**Stated goal 1**
Put the lines of the records from the line with "Point: [195, 528, 218, 542]" to the line with "Point: [910, 457, 932, 471]" into a Markdown table with the columns Row and Line. Give each row its number, and leave out any blank lines.

--- Supplied text ---

I'm sorry, but that is fundamentally untrue, from where I'm sitting. I have read dozens of stories about just how poor they can be. My cousin had a brand-new DSLR camera dropped over a six-foot gate by a Hermes courier (lucky, it was not damaged, but it could have been very different).

 

When you consider that Hermes couriers are paid a maximum of 70 pence for making a delivery, regardless of what's involved, do they really have any incentive to do a good job?  

 

All parcel-services "lose" some deliveries (Royal Mail included) - that's an unfortunate fact-of-life. Hermes seem to make it into an art-form.  

 

Chris. 

 


With all respect, there are dozens of stories about all carriers, don't be fooled into believing all of them though as there are people out there with axes to grind that will post anything online.

 

I'm not standing up for Hermes in any way, but to think they are any worse than any other courier is folly.

 

Royal Mail for example recently left two packages that needed to be signed for on my front path in plain view for anyone to come along and nick.  I had a courier, not Hermes or Royal Mail, leave an item inside my back yard's gate in the last few months.  No indication to me that they had been and delivered the item, it could have been there for days had I not gone looking for it.

---

**Stated goal 2**
Duplicate the passage of the posts about Hermes couriers from "When you consider" to "into an art-form." word for word.

--- Provided records ---

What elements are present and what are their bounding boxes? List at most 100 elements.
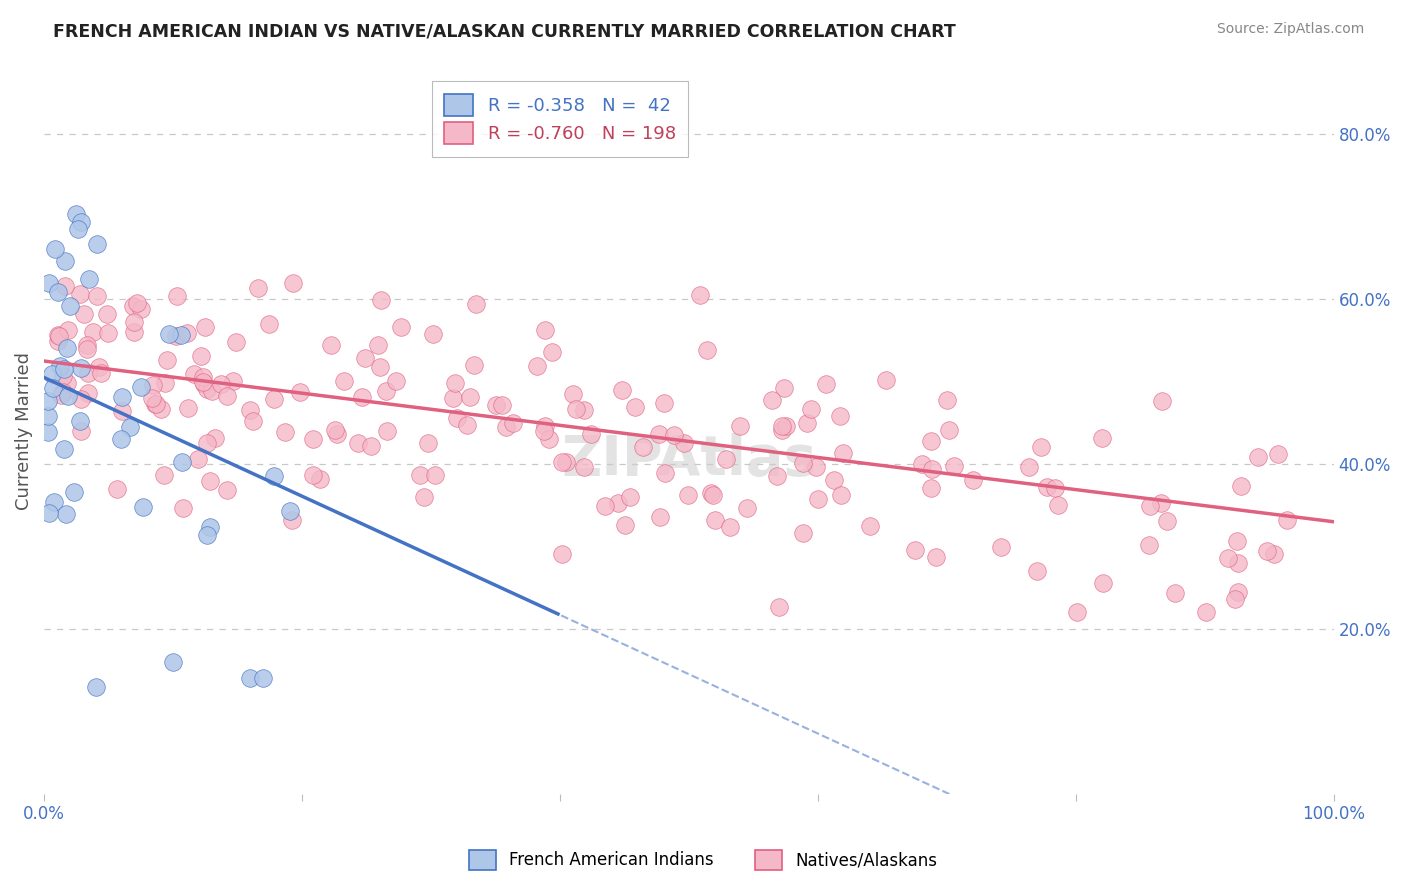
Point: [195, 528, 218, 542]
Point: [239, 671, 262, 685]
Point: [828, 409, 851, 423]
Point: [526, 359, 548, 373]
Point: [491, 398, 513, 412]
Point: [162, 655, 184, 669]
Point: [1139, 538, 1161, 552]
Point: [69, 287, 91, 301]
Point: [76, 366, 98, 380]
Point: [700, 485, 723, 500]
Point: [67, 221, 90, 235]
Point: [807, 491, 830, 506]
Point: [201, 384, 224, 399]
Point: [921, 462, 943, 476]
Point: [69, 360, 91, 375]
Point: [120, 419, 142, 434]
Point: [90, 366, 112, 380]
Point: [652, 396, 675, 410]
Point: [176, 326, 198, 341]
Point: [143, 397, 166, 411]
Point: [631, 440, 654, 454]
Point: [77, 272, 100, 286]
Point: [1226, 556, 1249, 570]
Point: [41, 381, 63, 395]
Point: [1091, 431, 1114, 445]
Point: [278, 503, 301, 517]
Point: [463, 358, 485, 372]
Point: [1229, 479, 1251, 493]
Point: [53, 254, 76, 268]
Point: [761, 392, 783, 407]
Point: [76, 385, 98, 400]
Point: [187, 451, 209, 466]
Point: [65, 207, 87, 221]
Point: [1156, 514, 1178, 528]
Point: [654, 466, 676, 480]
Point: [259, 317, 281, 331]
Point: [714, 452, 737, 467]
Point: [156, 353, 179, 368]
Point: [1256, 543, 1278, 558]
Point: [263, 468, 285, 483]
Point: [37, 409, 59, 423]
Point: [191, 375, 214, 389]
Point: [48, 359, 70, 373]
Point: [610, 383, 633, 397]
Point: [859, 519, 882, 533]
Text: ZIPAtlas: ZIPAtlas: [561, 434, 817, 487]
Point: [242, 414, 264, 428]
Point: [495, 420, 517, 434]
Point: [157, 327, 180, 342]
Point: [152, 468, 174, 483]
Point: [122, 300, 145, 314]
Point: [53, 442, 76, 457]
Point: [195, 382, 218, 396]
Point: [441, 391, 464, 405]
Point: [198, 474, 221, 488]
Point: [46, 334, 69, 348]
Point: [194, 319, 217, 334]
Point: [458, 390, 481, 404]
Point: [574, 403, 596, 417]
Point: [765, 468, 787, 483]
Text: Source: ZipAtlas.com: Source: ZipAtlas.com: [1216, 22, 1364, 37]
Point: [69, 414, 91, 428]
Point: [274, 425, 297, 440]
Point: [97, 326, 120, 341]
Point: [215, 483, 238, 498]
Point: [770, 418, 793, 433]
Point: [353, 351, 375, 365]
Point: [1263, 547, 1285, 561]
Point: [770, 423, 793, 437]
Point: [796, 417, 818, 431]
Point: [565, 402, 588, 417]
Point: [910, 457, 932, 471]
Text: FRENCH AMERICAN INDIAN VS NATIVE/ALASKAN CURRENTLY MARRIED CORRELATION CHART: FRENCH AMERICAN INDIAN VS NATIVE/ALASKAN…: [53, 22, 956, 40]
Point: [423, 467, 446, 482]
Point: [534, 323, 557, 337]
Point: [309, 472, 332, 486]
Legend: French American Indians, Natives/Alaskans: French American Indians, Natives/Alaskan…: [463, 843, 943, 877]
Point: [76, 338, 98, 352]
Point: [664, 428, 686, 442]
Point: [141, 392, 163, 406]
Point: [773, 381, 796, 395]
Point: [246, 281, 269, 295]
Point: [676, 487, 699, 501]
Point: [962, 473, 984, 487]
Point: [938, 423, 960, 437]
Point: [728, 418, 751, 433]
Point: [1029, 440, 1052, 454]
Point: [551, 548, 574, 562]
Point: [70, 425, 93, 439]
Point: [69, 215, 91, 229]
Point: [689, 288, 711, 302]
Point: [48, 329, 70, 343]
Point: [389, 320, 412, 334]
Point: [53, 278, 76, 293]
Point: [561, 386, 583, 401]
Point: [792, 526, 814, 541]
Point: [1026, 564, 1049, 578]
Point: [385, 375, 408, 389]
Point: [323, 423, 346, 437]
Point: [443, 376, 465, 390]
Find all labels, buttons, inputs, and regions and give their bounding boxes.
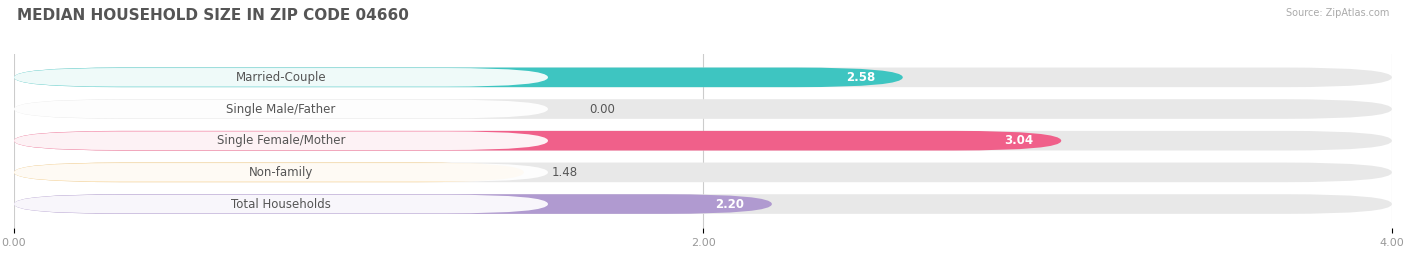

---

**Exercise response 1**
| Row | Line |
|---|---|
| 1 | Point: [195, 528, 218, 542] |
| 2 | Point: [239, 671, 262, 685] |
| 3 | Point: [828, 409, 851, 423] |
| 4 | Point: [526, 359, 548, 373] |
| 5 | Point: [491, 398, 513, 412] |
| 6 | Point: [162, 655, 184, 669] |
| 7 | Point: [1139, 538, 1161, 552] |
| 8 | Point: [69, 287, 91, 301] |
| 9 | Point: [76, 366, 98, 380] |
| 10 | Point: [700, 485, 723, 500] |
| 11 | Point: [67, 221, 90, 235] |
| 12 | Point: [807, 491, 830, 506] |
| 13 | Point: [201, 384, 224, 399] |
| 14 | Point: [921, 462, 943, 476] |
| 15 | Point: [69, 360, 91, 375] |
| 16 | Point: [120, 419, 142, 434] |
| 17 | Point: [90, 366, 112, 380] |
| 18 | Point: [652, 396, 675, 410] |
| 19 | Point: [176, 326, 198, 341] |
| 20 | Point: [143, 397, 166, 411] |
| 21 | Point: [631, 440, 654, 454] |
| 22 | Point: [77, 272, 100, 286] |
| 23 | Point: [1226, 556, 1249, 570] |
| 24 | Point: [41, 381, 63, 395] |
| 25 | Point: [1091, 431, 1114, 445] |
| 26 | Point: [278, 503, 301, 517] |
| 27 | Point: [463, 358, 485, 372] |
| 28 | Point: [1229, 479, 1251, 493] |
| 29 | Point: [53, 254, 76, 268] |
| 30 | Point: [761, 392, 783, 407] |
| 31 | Point: [76, 385, 98, 400] |
| 32 | Point: [187, 451, 209, 466] |
| 33 | Point: [65, 207, 87, 221] |
| 34 | Point: [1156, 514, 1178, 528] |
| 35 | Point: [654, 466, 676, 480] |
| 36 | Point: [259, 317, 281, 331] |
| 37 | Point: [714, 452, 737, 467] |
| 38 | Point: [156, 353, 179, 368] |
| 39 | Point: [1256, 543, 1278, 558] |
| 40 | Point: [263, 468, 285, 483] |
| 41 | Point: [37, 409, 59, 423] |
| 42 | Point: [191, 375, 214, 389] |
| 43 | Point: [48, 359, 70, 373] |
| 44 | Point: [610, 383, 633, 397] |
| 45 | Point: [859, 519, 882, 533] |
| 46 | Text: ZIPAtlas: ZIPAtlas: [561, 434, 817, 487] |
| 47 | Point: [242, 414, 264, 428] |
| 48 | Point: [495, 420, 517, 434] |
| 49 | Point: [157, 327, 180, 342] |
| 50 | Point: [152, 468, 174, 483] |
| 51 | Point: [122, 300, 145, 314] |
| 52 | Point: [53, 442, 76, 457] |
| 53 | Point: [195, 382, 218, 396] |
| 54 | Point: [441, 391, 464, 405] |
| 55 | Point: [198, 474, 221, 488] |
| 56 | Point: [46, 334, 69, 348] |
| 57 | Point: [194, 319, 217, 334] |
| 58 | Point: [458, 390, 481, 404] |
| 59 | Point: [574, 403, 596, 417] |
| 60 | Point: [765, 468, 787, 483] |
| 61 | Text: Source: ZipAtlas.com: Source: ZipAtlas.com: [1216, 22, 1364, 37] |
| 62 | Point: [69, 414, 91, 428] |
| 63 | Point: [274, 425, 297, 440] |
| 64 | Point: [97, 326, 120, 341] |
| 65 | Point: [215, 483, 238, 498] |
| 66 | Point: [770, 418, 793, 433] |
| 67 | Point: [353, 351, 375, 365] |
| 68 | Point: [1263, 547, 1285, 561] |
| 69 | Point: [770, 423, 793, 437] |
| 70 | Point: [796, 417, 818, 431] |
| 71 | Point: [565, 402, 588, 417] |
| 72 | Point: [910, 457, 932, 471] |

**Exercise response 2**
When you consider that Hermes couriers are paid a maximum of 70 pence for making a delivery, regardless of what's involved, do they really have any incentive to do a good job?  

 

All parcel-services "lose" some deliveries (Royal Mail included) - that's an unfortunate fact-of-life. Hermes seem to make it into an art-form.